*WHAT THE EXERCISE ASKS*. Find the lines that contain the word "dioxide" and copy each one.

^^^^

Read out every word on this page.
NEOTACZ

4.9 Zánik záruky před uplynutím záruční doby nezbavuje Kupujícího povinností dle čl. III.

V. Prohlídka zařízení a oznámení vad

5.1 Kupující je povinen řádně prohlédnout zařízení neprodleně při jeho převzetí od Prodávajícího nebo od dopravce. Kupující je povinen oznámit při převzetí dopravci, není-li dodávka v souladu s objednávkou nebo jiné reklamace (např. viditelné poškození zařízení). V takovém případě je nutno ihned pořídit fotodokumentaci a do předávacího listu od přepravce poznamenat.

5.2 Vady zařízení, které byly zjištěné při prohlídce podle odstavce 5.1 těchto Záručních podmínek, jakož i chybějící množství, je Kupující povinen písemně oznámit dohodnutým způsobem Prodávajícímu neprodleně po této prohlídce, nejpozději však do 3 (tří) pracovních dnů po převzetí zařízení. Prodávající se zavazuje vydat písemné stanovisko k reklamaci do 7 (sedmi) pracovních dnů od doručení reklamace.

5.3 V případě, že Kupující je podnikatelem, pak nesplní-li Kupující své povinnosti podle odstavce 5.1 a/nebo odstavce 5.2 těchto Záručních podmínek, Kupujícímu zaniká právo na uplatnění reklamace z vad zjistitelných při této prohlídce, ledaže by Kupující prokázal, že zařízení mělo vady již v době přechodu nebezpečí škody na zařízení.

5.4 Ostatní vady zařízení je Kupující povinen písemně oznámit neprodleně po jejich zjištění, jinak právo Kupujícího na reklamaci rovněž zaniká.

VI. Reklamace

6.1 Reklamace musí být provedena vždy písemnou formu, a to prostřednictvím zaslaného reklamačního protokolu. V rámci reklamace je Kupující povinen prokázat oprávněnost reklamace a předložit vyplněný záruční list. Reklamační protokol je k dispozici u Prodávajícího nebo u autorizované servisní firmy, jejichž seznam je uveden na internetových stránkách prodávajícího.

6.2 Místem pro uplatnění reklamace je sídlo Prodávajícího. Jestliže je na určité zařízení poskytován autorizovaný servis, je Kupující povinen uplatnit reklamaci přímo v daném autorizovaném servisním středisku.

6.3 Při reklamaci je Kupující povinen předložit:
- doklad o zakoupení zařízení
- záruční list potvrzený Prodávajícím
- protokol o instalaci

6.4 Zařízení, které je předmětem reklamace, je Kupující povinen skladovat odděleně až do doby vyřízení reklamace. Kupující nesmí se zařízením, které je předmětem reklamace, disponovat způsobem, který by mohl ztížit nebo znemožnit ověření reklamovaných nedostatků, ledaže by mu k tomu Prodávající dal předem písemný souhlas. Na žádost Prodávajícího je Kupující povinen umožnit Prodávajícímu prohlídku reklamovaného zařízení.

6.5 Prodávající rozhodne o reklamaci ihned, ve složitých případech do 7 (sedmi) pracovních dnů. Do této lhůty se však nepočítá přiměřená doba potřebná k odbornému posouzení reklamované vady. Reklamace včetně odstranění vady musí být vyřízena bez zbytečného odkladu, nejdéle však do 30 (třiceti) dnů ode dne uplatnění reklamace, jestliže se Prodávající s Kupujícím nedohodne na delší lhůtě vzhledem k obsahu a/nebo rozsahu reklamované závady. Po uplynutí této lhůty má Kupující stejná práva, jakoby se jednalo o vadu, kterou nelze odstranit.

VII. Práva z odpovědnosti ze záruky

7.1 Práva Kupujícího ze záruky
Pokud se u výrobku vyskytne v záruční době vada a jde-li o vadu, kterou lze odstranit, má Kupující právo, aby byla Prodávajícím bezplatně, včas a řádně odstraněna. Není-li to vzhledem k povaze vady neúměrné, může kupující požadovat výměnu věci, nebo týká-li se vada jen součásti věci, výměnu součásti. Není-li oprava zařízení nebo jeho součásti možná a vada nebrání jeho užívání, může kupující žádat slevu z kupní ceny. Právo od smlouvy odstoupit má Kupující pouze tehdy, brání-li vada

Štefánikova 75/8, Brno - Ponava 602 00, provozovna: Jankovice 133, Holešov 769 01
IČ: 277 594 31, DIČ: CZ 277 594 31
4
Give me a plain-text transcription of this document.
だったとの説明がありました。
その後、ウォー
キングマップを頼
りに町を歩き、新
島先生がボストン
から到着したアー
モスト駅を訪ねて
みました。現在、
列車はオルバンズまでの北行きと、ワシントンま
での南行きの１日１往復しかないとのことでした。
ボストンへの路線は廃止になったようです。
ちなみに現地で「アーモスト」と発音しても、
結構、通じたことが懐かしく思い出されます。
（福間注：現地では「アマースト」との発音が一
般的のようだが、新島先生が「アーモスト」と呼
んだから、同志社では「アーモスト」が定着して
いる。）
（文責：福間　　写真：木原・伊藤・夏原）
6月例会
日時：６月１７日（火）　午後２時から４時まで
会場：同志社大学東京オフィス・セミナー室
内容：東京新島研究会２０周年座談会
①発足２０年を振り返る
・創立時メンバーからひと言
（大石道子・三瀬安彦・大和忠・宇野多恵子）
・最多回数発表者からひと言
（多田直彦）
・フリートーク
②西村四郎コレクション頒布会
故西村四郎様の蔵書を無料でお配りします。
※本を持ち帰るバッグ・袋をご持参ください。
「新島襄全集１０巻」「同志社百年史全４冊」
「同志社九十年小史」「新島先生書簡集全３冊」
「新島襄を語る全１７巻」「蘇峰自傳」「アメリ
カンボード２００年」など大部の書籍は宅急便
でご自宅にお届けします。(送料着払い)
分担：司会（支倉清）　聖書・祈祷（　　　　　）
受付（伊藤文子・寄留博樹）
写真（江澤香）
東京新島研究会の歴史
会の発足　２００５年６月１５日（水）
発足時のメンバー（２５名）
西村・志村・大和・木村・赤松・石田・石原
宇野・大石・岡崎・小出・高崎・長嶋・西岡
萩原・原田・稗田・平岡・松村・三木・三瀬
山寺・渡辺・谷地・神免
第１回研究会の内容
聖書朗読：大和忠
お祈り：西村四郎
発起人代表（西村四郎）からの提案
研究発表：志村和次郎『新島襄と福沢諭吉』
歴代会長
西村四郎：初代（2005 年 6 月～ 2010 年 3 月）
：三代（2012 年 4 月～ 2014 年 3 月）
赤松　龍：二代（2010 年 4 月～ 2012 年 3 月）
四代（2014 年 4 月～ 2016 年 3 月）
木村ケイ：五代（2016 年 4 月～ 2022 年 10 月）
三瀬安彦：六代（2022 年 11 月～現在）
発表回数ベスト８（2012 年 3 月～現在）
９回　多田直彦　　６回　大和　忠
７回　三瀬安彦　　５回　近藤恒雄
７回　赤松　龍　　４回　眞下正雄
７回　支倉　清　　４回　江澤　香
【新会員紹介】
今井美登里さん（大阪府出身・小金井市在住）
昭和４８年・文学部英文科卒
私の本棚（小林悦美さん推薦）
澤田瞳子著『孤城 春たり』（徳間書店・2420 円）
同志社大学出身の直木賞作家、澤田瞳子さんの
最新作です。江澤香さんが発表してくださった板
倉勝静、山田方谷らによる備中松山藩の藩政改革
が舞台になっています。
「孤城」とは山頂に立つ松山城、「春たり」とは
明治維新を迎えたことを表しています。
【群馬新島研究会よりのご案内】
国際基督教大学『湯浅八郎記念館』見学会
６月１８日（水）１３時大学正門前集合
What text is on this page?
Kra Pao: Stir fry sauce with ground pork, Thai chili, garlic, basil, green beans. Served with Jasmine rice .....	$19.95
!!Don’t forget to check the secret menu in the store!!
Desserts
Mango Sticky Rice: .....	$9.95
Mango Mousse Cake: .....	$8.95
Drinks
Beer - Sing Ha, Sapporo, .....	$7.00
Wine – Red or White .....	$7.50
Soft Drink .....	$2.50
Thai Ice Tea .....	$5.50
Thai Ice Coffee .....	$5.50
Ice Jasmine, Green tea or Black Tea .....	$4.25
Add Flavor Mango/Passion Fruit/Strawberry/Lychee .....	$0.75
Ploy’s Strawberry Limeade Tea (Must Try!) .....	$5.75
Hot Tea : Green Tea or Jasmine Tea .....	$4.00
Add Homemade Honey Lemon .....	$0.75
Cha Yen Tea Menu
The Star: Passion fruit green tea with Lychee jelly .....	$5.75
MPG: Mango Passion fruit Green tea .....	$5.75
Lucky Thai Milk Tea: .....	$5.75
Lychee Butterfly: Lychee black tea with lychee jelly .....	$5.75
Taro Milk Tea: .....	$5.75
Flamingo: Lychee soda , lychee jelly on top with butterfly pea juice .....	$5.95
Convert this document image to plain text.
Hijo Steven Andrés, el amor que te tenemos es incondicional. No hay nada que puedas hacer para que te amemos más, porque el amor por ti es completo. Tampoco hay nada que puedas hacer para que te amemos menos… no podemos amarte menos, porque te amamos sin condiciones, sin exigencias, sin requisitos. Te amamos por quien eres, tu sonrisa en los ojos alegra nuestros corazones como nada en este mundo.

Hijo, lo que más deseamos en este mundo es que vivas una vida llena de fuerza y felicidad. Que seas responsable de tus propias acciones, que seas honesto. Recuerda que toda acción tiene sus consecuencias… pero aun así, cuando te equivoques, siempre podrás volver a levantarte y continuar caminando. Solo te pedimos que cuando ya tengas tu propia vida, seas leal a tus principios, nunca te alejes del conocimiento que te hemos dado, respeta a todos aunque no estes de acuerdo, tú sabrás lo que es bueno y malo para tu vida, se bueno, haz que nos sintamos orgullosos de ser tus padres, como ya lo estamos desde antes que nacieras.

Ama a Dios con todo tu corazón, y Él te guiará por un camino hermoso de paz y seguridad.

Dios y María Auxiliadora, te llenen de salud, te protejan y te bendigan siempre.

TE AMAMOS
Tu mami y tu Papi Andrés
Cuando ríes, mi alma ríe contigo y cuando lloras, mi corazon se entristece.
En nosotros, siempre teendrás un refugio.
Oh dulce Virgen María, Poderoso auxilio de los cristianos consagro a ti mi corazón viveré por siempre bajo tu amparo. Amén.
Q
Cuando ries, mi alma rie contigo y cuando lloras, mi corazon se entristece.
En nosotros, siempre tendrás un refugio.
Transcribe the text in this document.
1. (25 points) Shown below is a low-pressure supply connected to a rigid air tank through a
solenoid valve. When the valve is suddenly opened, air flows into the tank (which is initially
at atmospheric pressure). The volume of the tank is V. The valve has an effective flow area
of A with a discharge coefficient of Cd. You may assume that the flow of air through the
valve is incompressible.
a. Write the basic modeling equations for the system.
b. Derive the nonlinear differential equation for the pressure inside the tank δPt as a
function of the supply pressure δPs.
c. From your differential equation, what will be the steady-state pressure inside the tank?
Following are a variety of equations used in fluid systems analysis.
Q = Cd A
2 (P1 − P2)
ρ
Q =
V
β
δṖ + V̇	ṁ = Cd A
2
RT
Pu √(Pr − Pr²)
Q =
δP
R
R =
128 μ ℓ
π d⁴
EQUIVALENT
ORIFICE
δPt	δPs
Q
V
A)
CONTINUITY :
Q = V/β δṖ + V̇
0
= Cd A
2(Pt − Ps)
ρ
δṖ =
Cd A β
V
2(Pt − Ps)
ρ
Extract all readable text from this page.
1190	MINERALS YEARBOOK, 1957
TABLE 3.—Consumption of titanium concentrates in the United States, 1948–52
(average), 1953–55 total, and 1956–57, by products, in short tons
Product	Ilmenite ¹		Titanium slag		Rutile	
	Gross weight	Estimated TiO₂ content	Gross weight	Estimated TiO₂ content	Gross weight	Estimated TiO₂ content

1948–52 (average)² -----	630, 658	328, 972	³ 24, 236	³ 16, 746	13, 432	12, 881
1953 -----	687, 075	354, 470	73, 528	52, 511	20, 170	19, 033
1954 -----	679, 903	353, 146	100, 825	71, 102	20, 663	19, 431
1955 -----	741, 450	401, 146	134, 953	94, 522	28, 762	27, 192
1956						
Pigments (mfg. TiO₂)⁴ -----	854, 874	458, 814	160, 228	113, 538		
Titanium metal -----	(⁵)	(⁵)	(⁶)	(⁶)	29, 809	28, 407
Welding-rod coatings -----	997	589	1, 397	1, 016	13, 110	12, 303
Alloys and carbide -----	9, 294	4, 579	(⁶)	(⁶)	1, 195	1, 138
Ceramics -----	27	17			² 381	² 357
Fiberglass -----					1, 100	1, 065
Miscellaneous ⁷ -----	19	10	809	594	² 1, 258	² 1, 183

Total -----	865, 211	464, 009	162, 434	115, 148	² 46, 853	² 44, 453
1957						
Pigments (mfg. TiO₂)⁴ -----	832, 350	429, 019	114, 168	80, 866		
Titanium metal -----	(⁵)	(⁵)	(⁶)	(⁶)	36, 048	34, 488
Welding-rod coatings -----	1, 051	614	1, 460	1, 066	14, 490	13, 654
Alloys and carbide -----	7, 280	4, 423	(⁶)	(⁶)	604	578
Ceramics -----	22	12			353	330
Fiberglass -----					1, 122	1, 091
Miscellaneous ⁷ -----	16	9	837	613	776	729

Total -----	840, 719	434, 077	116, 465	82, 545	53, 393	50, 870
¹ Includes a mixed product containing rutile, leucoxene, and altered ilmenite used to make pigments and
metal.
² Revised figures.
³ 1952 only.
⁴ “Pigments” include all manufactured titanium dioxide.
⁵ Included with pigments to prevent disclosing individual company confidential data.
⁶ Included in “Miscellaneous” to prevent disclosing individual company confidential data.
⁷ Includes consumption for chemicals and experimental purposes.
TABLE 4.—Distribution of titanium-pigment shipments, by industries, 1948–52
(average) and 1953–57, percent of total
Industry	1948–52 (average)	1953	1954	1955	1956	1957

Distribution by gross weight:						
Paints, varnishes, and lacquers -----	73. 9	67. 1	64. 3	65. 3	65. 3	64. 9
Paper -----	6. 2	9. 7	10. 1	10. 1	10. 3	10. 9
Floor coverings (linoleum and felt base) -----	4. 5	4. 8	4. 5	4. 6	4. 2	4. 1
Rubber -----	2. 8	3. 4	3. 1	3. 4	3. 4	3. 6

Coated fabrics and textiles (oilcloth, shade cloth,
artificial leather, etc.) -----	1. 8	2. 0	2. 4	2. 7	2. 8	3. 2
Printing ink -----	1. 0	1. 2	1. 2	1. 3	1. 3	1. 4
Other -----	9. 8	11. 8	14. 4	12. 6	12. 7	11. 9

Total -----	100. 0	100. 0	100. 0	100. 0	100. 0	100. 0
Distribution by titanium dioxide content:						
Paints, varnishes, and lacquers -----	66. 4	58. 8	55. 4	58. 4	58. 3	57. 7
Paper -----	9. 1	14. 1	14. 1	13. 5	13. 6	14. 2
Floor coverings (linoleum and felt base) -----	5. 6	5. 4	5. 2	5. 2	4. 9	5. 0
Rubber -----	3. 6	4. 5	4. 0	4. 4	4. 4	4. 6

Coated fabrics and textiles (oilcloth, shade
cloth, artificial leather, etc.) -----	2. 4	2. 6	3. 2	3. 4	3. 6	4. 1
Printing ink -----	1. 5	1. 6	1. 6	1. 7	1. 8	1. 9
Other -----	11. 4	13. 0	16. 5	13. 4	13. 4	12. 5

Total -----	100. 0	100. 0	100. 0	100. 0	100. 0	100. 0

^^^^

*OUTPUT FOR THIS TASK*.
⁴ “Pigments” include all manufactured titanium dioxide.
Distribution by titanium dioxide content:						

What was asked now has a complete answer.